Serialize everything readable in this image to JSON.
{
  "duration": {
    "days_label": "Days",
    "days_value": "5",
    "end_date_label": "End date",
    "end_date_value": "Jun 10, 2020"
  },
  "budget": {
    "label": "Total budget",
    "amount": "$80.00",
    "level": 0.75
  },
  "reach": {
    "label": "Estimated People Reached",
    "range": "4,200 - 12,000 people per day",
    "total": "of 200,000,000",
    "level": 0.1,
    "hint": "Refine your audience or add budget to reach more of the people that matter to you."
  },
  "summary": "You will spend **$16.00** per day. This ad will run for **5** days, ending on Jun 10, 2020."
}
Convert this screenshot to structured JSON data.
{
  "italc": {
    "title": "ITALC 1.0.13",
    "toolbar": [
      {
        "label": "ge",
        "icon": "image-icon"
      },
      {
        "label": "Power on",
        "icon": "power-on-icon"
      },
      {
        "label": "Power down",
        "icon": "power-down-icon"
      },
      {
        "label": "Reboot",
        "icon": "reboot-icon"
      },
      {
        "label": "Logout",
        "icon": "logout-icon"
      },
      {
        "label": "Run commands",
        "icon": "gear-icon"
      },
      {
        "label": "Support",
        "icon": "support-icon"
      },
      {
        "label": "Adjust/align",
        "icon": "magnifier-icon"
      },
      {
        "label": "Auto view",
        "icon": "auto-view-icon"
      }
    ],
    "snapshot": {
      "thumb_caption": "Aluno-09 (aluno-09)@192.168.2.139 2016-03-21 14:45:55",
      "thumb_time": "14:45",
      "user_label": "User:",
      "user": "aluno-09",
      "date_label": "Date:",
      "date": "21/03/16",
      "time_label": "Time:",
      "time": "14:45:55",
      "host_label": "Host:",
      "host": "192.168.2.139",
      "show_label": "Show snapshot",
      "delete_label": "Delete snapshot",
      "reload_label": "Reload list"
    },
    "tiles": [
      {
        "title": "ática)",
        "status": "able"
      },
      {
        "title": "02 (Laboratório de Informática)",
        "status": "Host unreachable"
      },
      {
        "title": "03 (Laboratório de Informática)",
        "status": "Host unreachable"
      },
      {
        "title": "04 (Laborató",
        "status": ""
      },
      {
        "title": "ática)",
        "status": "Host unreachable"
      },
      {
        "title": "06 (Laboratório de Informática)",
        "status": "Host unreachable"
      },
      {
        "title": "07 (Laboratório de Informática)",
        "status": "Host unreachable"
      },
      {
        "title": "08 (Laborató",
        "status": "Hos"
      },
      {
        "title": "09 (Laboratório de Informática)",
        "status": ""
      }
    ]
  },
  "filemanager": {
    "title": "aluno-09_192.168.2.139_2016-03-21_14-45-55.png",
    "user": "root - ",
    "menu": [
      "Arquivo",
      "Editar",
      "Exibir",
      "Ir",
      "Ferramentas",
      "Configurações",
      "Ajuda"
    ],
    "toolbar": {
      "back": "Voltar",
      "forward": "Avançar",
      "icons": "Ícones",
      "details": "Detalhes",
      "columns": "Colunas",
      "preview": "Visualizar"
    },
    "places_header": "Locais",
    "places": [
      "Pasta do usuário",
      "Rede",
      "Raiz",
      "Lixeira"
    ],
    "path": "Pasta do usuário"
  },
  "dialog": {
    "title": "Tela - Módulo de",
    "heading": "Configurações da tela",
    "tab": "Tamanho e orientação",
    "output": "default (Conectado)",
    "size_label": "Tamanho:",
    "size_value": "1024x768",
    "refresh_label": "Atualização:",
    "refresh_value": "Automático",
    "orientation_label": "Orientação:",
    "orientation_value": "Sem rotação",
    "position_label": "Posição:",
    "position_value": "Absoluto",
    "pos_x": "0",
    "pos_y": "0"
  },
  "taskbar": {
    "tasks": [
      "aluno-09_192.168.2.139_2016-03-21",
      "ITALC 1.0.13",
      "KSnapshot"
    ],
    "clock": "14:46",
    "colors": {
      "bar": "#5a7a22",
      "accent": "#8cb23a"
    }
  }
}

##############################

== Task brief ==
Work through the data and report how many of its lines hold the word "Configurações", giving only the figure.

== Result ==
2